### What needs to be done
Scan the data for "this" and copy the lines it appears in.

### The records
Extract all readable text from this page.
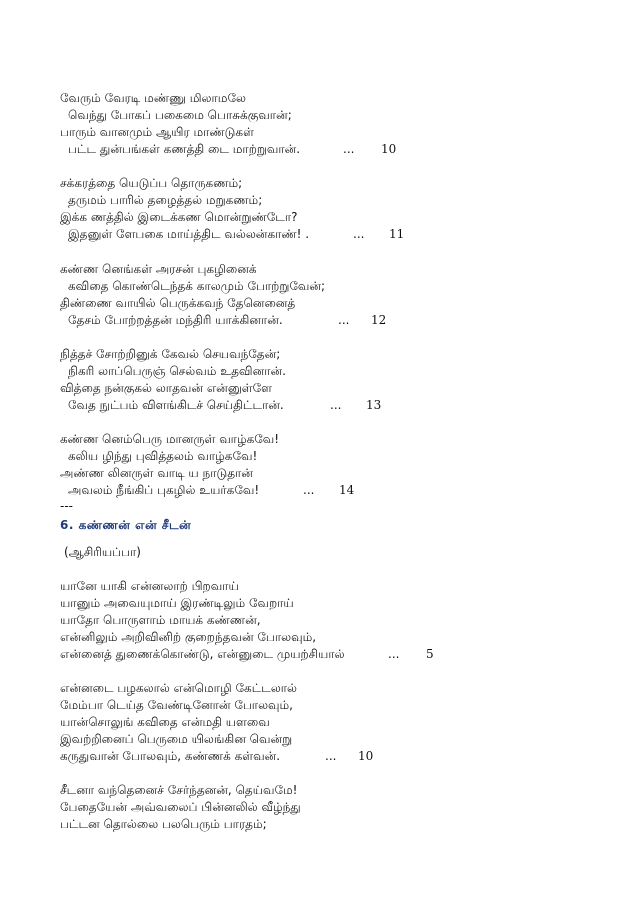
வேரும் வேரடி மண்ணு மிலாமலே
வெந்து போகப் பகைமை பொசுக்குவான்;
பாரும் வானமும் ஆயிர மாண்டுகள்
பட்ட துன்பங்கள் கணத்தி டை மாற்றுவான்.	... 10
சக்கரத்தை யெடுப்ப தொருகணம்;
தருமம் பாரில் தழைத்தல் மறுகணம்;
இக்க ணத்தில் இடைக்கண மொன்றுண்டோ?
இதனுள் ளேபகை மாய்த்திட வல்லன்காண்! .	... 11
கண்ண னெங்கள் அரசன் புகழினைக்
கவிதை கொண்டெந்தக் காலமும் போற்றுவேன்;
திண்ணை வாயில் பெருக்கவந் தேனெனைத்
தேசம் போற்றத்தன் மந்திரி யாக்கினான்.	... 12
நித்தச் சோற்றினுக் கேவல் செயவந்தேன்;
நிகரி லாப்பெருஞ் செல்வம் உதவினான்.
வித்தை நன்குகல் லாதவன் என்னுள்ளே
வேத நுட்பம் விளங்கிடச் செய்திட்டான்.	... 13
கண்ண னெம்பெரு மானருள் வாழ்கவே!
கலிய ழிந்து புவித்தலம் வாழ்கவே!
அண்ண லினருள் வாடி ய நாடுதான்
அவலம் நீங்கிப் புகழில் உயர்கவே!	... 14
---
6. கண்ணன் என் சீடன்
(ஆசிரியப்பா)
யானே யாகி என்னலாற் பிறவாய்
யானும் அவையுமாய் இரண்டிலும் வேறாய்
யாதோ பொருளாம் மாயக் கண்ணன்,
என்னிலும் அறிவினிற் குறைந்தவன் போலவும்,
என்னைத் துணைக்கொண்டு, என்னுடை முயற்சியால்	... 5
என்னடை பழகலால் என்மொழி கேட்டலால்
மேம்பா டெய்த வேண்டினோன் போலவும்,
யான்சொலுங் கவிதை என்மதி யளவை
இவற்றினைப் பெருமை யிலங்கின வென்று
கருதுவான் போலவும், கண்ணக் கள்வன்.	... 10
சீடனா வந்தெனைச் சேர்ந்தனன், தெய்வமே!
பேதையேன் அவ்வலைப் பின்னலில் வீழ்ந்து
பட்டன தொல்லை பலபெரும் பாரதம்;
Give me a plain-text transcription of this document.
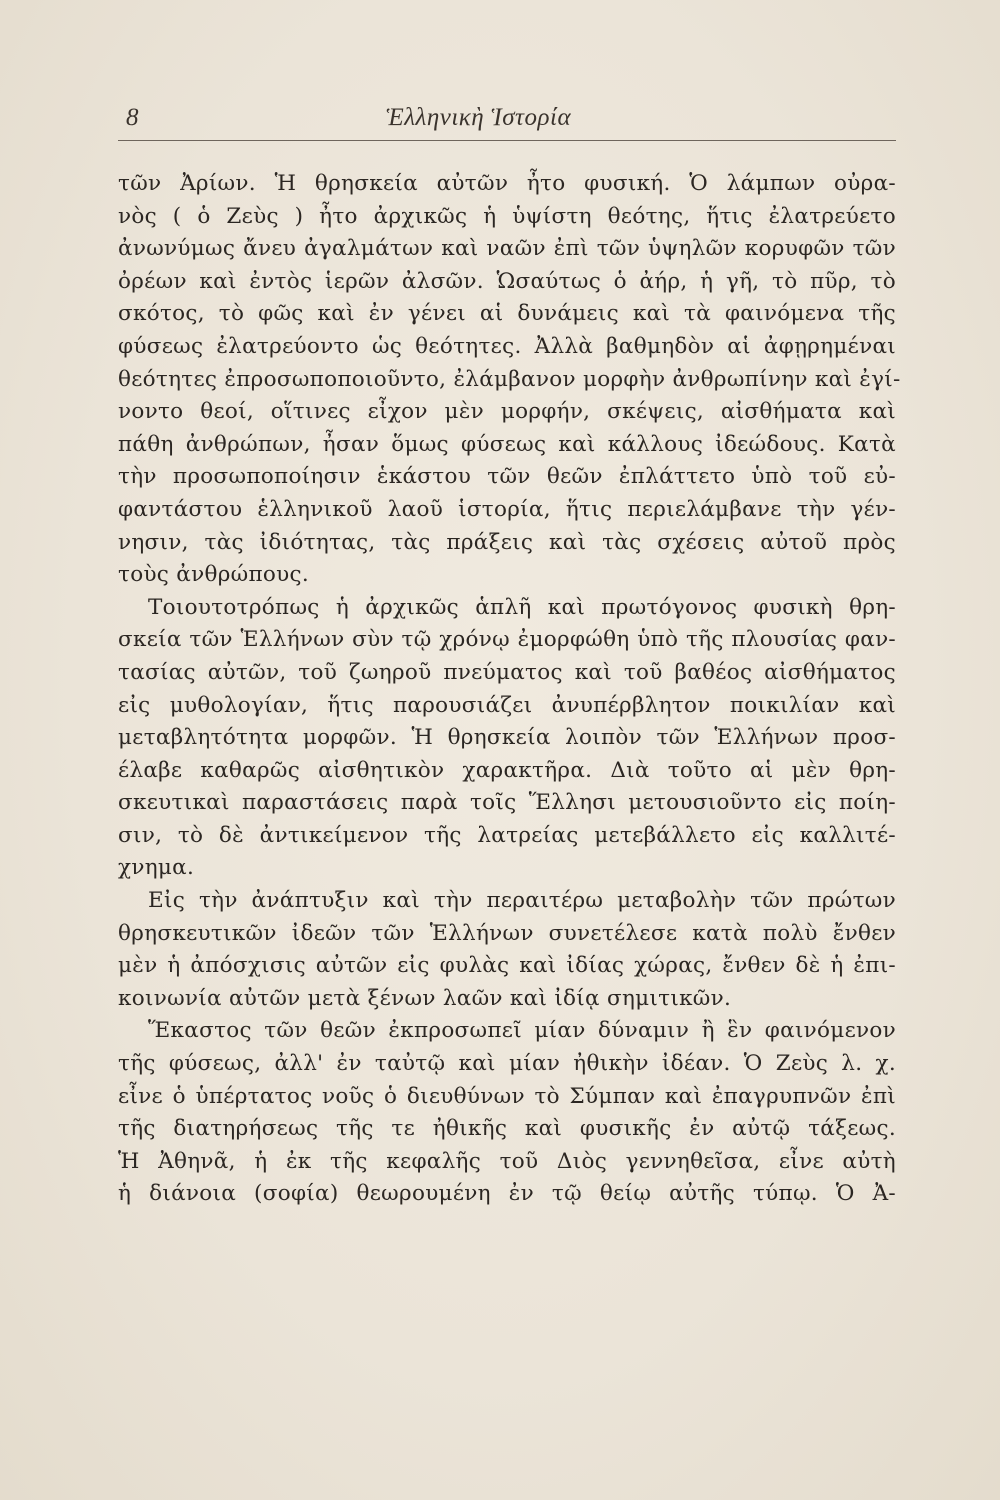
8	Ἑλληνικὴ Ἱστορία
τῶν Ἀρίων. Ἡ θρησκεία αὐτῶν ἦτο φυσική. Ὁ λάμπων οὐρα-
νὸς ( ὁ Ζεὺς ) ἦτο ἀρχικῶς ἡ ὑψίστη θεότης, ἥτις ἐλατρεύετο
ἀνωνύμως ἄνευ ἀγαλμάτων καὶ ναῶν ἐπὶ τῶν ὑψηλῶν κορυφῶν τῶν
ὀρέων καὶ ἐντὸς ἱερῶν ἀλσῶν. Ὡσαύτως ὁ ἀήρ, ἡ γῆ, τὸ πῦρ, τὸ
σκότος, τὸ φῶς καὶ ἐν γένει αἱ δυνάμεις καὶ τὰ φαινόμενα τῆς
φύσεως ἐλατρεύοντο ὡς θεότητες. Ἀλλὰ βαθμηδὸν αἱ ἀφῃρημέναι
θεότητες ἐπροσωποποιοῦντο, ἐλάμβανον μορφὴν ἀνθρωπίνην καὶ ἐγί-
νοντο θεοί, οἵτινες εἶχον μὲν μορφήν, σκέψεις, αἰσθήματα καὶ
πάθη ἀνθρώπων, ἦσαν ὅμως φύσεως καὶ κάλλους ἰδεώδους. Κατὰ
τὴν προσωποποίησιν ἑκάστου τῶν θεῶν ἐπλάττετο ὑπὸ τοῦ εὐ-
φαντάστου ἑλληνικοῦ λαοῦ ἱστορία, ἥτις περιελάμβανε τὴν γέν-
νησιν, τὰς ἰδιότητας, τὰς πράξεις καὶ τὰς σχέσεις αὐτοῦ πρὸς
τοὺς ἀνθρώπους.
Τοιουτοτρόπως ἡ ἀρχικῶς ἁπλῆ καὶ πρωτόγονος φυσικὴ θρη-
σκεία τῶν Ἑλλήνων σὺν τῷ χρόνῳ ἐμορφώθη ὑπὸ τῆς πλουσίας φαν-
τασίας αὐτῶν, τοῦ ζωηροῦ πνεύματος καὶ τοῦ βαθέος αἰσθήματος
εἰς μυθολογίαν, ἥτις παρουσιάζει ἀνυπέρβλητον ποικιλίαν καὶ
μεταβλητότητα μορφῶν. Ἡ θρησκεία λοιπὸν τῶν Ἑλλήνων προσ-
έλαβε καθαρῶς αἰσθητικὸν χαρακτῆρα. Διὰ τοῦτο αἱ μὲν θρη-
σκευτικαὶ παραστάσεις παρὰ τοῖς Ἕλλησι μετουσιοῦντο εἰς ποίη-
σιν, τὸ δὲ ἀντικείμενον τῆς λατρείας μετεβάλλετο εἰς καλλιτέ-
χνημα.
Εἰς τὴν ἀνάπτυξιν καὶ τὴν περαιτέρω μεταβολὴν τῶν πρώτων
θρησκευτικῶν ἰδεῶν τῶν Ἑλλήνων συνετέλεσε κατὰ πολὺ ἔνθεν
μὲν ἡ ἀπόσχισις αὐτῶν εἰς φυλὰς καὶ ἰδίας χώρας, ἔνθεν δὲ ἡ ἐπι-
κοινωνία αὐτῶν μετὰ ξένων λαῶν καὶ ἰδίᾳ σημιτικῶν.
Ἕκαστος τῶν θεῶν ἐκπροσωπεῖ μίαν δύναμιν ἢ ἓν φαινόμενον
τῆς φύσεως, ἀλλ' ἐν ταὐτῷ καὶ μίαν ἠθικὴν ἰδέαν. Ὁ Ζεὺς λ. χ.
εἶνε ὁ ὑπέρτατος νοῦς ὁ διευθύνων τὸ Σύμπαν καὶ ἐπαγρυπνῶν ἐπὶ
τῆς διατηρήσεως τῆς τε ἠθικῆς καὶ φυσικῆς ἐν αὐτῷ τάξεως.
Ἡ Ἀθηνᾶ, ἡ ἐκ τῆς κεφαλῆς τοῦ Διὸς γεννηθεῖσα, εἶνε αὐτὴ
ἡ διάνοια (σοφία) θεωρουμένη ἐν τῷ θείῳ αὐτῆς τύπῳ. Ὁ Ἀ-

### Expected answer
Extract all readable text from this page.
Give me a plain-text transcription of this document.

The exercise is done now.